EXCERPTED RECORDS:

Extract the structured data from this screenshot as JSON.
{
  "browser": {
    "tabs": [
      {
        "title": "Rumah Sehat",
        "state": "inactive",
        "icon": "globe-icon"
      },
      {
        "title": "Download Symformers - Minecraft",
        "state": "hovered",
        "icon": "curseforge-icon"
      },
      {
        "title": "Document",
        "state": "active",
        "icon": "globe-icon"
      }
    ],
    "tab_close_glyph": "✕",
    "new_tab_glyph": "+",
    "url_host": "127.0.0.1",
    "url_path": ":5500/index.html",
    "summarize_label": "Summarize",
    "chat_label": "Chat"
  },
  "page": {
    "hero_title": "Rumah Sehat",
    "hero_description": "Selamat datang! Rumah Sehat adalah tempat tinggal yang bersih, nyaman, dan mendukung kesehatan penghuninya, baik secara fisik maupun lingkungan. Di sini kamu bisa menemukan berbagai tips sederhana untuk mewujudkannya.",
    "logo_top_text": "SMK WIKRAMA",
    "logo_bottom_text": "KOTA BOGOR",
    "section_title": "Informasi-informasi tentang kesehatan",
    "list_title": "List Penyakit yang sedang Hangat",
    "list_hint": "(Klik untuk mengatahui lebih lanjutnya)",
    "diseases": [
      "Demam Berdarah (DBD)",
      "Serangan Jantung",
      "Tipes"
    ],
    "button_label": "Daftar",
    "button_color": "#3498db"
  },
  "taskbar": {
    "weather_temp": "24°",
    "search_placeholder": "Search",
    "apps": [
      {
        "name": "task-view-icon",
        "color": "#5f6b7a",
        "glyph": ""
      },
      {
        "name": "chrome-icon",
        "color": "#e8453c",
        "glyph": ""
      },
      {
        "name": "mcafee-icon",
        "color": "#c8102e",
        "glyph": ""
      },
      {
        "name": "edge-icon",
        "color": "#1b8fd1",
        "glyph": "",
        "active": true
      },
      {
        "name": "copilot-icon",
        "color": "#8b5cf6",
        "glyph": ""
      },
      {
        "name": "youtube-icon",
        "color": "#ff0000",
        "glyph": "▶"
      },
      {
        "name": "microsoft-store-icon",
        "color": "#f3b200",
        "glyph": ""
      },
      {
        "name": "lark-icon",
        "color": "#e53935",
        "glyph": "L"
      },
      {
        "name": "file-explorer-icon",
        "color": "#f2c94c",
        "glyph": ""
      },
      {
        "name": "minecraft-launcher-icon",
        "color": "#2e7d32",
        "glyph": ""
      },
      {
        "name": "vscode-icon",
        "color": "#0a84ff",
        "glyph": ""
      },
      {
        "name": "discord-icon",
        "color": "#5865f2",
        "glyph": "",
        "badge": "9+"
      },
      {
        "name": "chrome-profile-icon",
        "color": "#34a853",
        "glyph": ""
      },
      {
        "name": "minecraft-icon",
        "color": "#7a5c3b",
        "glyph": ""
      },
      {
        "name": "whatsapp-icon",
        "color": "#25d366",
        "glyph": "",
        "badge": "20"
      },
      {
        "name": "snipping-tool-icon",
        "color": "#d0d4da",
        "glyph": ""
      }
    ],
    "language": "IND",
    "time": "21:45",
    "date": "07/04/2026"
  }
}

DO THIS:
In the material above, show every line where the word "Rumah" turns up.

REPLY TO THE TASK:
        "title": "Rumah Sehat",
    "hero_title": "Rumah Sehat",
    "hero_description": "Selamat datang! Rumah Sehat adalah tempat tinggal yang bersih, nyaman, dan mendukung kesehatan penghuninya, baik secara fisik maupun lingkungan. Di sini kamu bisa menemukan berbagai tips sederhana untuk mewujudkannya.",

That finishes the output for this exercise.